- [Data excerpts]
Start

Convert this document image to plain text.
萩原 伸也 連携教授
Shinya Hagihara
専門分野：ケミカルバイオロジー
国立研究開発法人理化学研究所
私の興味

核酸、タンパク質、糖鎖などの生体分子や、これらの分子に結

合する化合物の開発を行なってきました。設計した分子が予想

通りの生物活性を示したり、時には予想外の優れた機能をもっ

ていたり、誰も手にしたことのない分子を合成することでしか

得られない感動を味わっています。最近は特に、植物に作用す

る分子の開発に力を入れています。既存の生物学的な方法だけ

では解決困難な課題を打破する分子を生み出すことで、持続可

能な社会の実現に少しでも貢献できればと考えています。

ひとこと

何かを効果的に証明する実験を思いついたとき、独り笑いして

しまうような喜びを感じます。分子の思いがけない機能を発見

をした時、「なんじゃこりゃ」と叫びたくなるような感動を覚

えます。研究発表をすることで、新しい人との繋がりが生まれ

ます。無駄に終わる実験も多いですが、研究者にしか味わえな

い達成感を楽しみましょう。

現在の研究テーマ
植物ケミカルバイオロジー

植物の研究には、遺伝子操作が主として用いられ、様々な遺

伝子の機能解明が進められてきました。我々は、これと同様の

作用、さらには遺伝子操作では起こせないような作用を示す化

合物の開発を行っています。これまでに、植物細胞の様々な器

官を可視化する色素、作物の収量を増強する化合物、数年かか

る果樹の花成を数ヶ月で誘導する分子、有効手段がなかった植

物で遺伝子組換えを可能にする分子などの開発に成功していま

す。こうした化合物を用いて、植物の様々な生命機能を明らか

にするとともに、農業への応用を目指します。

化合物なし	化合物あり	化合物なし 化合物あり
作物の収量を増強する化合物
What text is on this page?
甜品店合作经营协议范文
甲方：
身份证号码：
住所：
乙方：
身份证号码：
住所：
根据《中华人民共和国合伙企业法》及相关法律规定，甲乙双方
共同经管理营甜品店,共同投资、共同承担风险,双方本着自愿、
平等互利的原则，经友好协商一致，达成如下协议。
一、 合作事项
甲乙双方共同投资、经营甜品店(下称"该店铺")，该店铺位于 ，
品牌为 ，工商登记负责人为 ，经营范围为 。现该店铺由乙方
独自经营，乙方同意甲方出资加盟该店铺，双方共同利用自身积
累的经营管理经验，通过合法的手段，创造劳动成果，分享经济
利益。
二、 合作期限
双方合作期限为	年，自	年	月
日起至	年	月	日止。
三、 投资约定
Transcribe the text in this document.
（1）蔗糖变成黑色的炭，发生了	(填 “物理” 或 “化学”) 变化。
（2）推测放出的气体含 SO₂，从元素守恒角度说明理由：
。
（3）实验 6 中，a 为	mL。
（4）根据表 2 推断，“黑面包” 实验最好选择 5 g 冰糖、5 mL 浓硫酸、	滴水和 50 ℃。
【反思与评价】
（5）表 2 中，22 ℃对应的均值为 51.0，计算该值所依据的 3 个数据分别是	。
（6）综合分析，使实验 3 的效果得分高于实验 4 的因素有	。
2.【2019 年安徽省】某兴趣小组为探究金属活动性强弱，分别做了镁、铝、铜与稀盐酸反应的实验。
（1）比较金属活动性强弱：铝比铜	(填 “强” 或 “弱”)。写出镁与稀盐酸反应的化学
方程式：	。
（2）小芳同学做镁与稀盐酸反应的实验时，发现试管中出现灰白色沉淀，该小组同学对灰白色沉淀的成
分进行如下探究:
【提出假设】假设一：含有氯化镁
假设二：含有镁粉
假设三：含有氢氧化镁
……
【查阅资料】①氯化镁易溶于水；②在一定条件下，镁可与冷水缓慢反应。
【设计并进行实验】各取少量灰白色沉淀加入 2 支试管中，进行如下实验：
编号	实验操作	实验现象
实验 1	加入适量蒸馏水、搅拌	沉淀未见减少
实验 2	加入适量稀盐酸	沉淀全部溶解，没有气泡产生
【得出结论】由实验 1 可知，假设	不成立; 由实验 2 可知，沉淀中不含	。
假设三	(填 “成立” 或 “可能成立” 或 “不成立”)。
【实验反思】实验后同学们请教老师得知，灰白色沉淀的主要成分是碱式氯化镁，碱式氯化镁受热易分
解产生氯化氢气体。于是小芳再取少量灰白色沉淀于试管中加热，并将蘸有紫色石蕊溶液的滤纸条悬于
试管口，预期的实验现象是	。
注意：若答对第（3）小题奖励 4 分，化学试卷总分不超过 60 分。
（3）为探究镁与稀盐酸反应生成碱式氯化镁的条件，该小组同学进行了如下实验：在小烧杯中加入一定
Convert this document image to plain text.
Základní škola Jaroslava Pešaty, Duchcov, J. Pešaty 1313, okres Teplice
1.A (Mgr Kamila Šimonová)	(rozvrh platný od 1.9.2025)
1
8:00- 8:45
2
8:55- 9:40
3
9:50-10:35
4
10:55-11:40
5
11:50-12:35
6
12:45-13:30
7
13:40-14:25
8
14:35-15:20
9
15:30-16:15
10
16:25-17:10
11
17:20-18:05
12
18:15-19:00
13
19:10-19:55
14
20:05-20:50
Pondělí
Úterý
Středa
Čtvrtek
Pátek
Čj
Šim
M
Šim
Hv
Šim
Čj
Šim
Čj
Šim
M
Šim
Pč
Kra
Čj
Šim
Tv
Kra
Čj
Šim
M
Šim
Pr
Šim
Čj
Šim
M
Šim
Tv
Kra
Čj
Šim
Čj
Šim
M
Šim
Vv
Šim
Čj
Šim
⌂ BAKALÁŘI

End

- [Short problem] Give back all the data exactly as written.

- [Answer to the problem]
Convert this document image to plain text.
萩原 伸也 連携教授
Shinya Hagihara
専門分野：ケミカルバイオロジー
国立研究開発法人理化学研究所
私の興味

核酸、タンパク質、糖鎖などの生体分子や、これらの分子に結

合する化合物の開発を行なってきました。設計した分子が予想

通りの生物活性を示したり、時には予想外の優れた機能をもっ

ていたり、誰も手にしたことのない分子を合成することでしか

得られない感動を味わっています。最近は特に、植物に作用す

る分子の開発に力を入れています。既存の生物学的な方法だけ

では解決困難な課題を打破する分子を生み出すことで、持続可

能な社会の実現に少しでも貢献できればと考えています。

ひとこと

何かを効果的に証明する実験を思いついたとき、独り笑いして

しまうような喜びを感じます。分子の思いがけない機能を発見

をした時、「なんじゃこりゃ」と叫びたくなるような感動を覚

えます。研究発表をすることで、新しい人との繋がりが生まれ

ます。無駄に終わる実験も多いですが、研究者にしか味わえな

い達成感を楽しみましょう。

現在の研究テーマ
植物ケミカルバイオロジー

植物の研究には、遺伝子操作が主として用いられ、様々な遺

伝子の機能解明が進められてきました。我々は、これと同様の

作用、さらには遺伝子操作では起こせないような作用を示す化

合物の開発を行っています。これまでに、植物細胞の様々な器

官を可視化する色素、作物の収量を増強する化合物、数年かか

る果樹の花成を数ヶ月で誘導する分子、有効手段がなかった植

物で遺伝子組換えを可能にする分子などの開発に成功していま

す。こうした化合物を用いて、植物の様々な生命機能を明らか

にするとともに、農業への応用を目指します。

化合物なし	化合物あり	化合物なし 化合物あり
作物の収量を増強する化合物
What text is on this page?
甜品店合作经营协议范文
甲方：
身份证号码：
住所：
乙方：
身份证号码：
住所：
根据《中华人民共和国合伙企业法》及相关法律规定，甲乙双方
共同经管理营甜品店,共同投资、共同承担风险,双方本着自愿、
平等互利的原则，经友好协商一致，达成如下协议。
一、 合作事项
甲乙双方共同投资、经营甜品店(下称"该店铺")，该店铺位于 ，
品牌为 ，工商登记负责人为 ，经营范围为 。现该店铺由乙方
独自经营，乙方同意甲方出资加盟该店铺，双方共同利用自身积
累的经营管理经验，通过合法的手段，创造劳动成果，分享经济
利益。
二、 合作期限
双方合作期限为	年，自	年	月
日起至	年	月	日止。
三、 投资约定
Transcribe the text in this document.
（1）蔗糖变成黑色的炭，发生了	(填 “物理” 或 “化学”) 变化。
（2）推测放出的气体含 SO₂，从元素守恒角度说明理由：
。
（3）实验 6 中，a 为	mL。
（4）根据表 2 推断，“黑面包” 实验最好选择 5 g 冰糖、5 mL 浓硫酸、	滴水和 50 ℃。
【反思与评价】
（5）表 2 中，22 ℃对应的均值为 51.0，计算该值所依据的 3 个数据分别是	。
（6）综合分析，使实验 3 的效果得分高于实验 4 的因素有	。
2.【2019 年安徽省】某兴趣小组为探究金属活动性强弱，分别做了镁、铝、铜与稀盐酸反应的实验。
（1）比较金属活动性强弱：铝比铜	(填 “强” 或 “弱”)。写出镁与稀盐酸反应的化学
方程式：	。
（2）小芳同学做镁与稀盐酸反应的实验时，发现试管中出现灰白色沉淀，该小组同学对灰白色沉淀的成
分进行如下探究:
【提出假设】假设一：含有氯化镁
假设二：含有镁粉
假设三：含有氢氧化镁
……
【查阅资料】①氯化镁易溶于水；②在一定条件下，镁可与冷水缓慢反应。
【设计并进行实验】各取少量灰白色沉淀加入 2 支试管中，进行如下实验：
编号	实验操作	实验现象
实验 1	加入适量蒸馏水、搅拌	沉淀未见减少
实验 2	加入适量稀盐酸	沉淀全部溶解，没有气泡产生
【得出结论】由实验 1 可知，假设	不成立; 由实验 2 可知，沉淀中不含	。
假设三	(填 “成立” 或 “可能成立” 或 “不成立”)。
【实验反思】实验后同学们请教老师得知，灰白色沉淀的主要成分是碱式氯化镁，碱式氯化镁受热易分
解产生氯化氢气体。于是小芳再取少量灰白色沉淀于试管中加热，并将蘸有紫色石蕊溶液的滤纸条悬于
试管口，预期的实验现象是	。
注意：若答对第（3）小题奖励 4 分，化学试卷总分不超过 60 分。
（3）为探究镁与稀盐酸反应生成碱式氯化镁的条件，该小组同学进行了如下实验：在小烧杯中加入一定
Convert this document image to plain text.
Základní škola Jaroslava Pešaty, Duchcov, J. Pešaty 1313, okres Teplice
1.A (Mgr Kamila Šimonová)	(rozvrh platný od 1.9.2025)
1
8:00- 8:45
2
8:55- 9:40
3
9:50-10:35
4
10:55-11:40
5
11:50-12:35
6
12:45-13:30
7
13:40-14:25
8
14:35-15:20
9
15:30-16:15
10
16:25-17:10
11
17:20-18:05
12
18:15-19:00
13
19:10-19:55
14
20:05-20:50
Pondělí
Úterý
Středa
Čtvrtek
Pátek
Čj
Šim
M
Šim
Hv
Šim
Čj
Šim
Čj
Šim
M
Šim
Pč
Kra
Čj
Šim
Tv
Kra
Čj
Šim
M
Šim
Pr
Šim
Čj
Šim
M
Šim
Tv
Kra
Čj
Šim
Čj
Šim
M
Šim
Vv
Šim
Čj
Šim
⌂ BAKALÁŘI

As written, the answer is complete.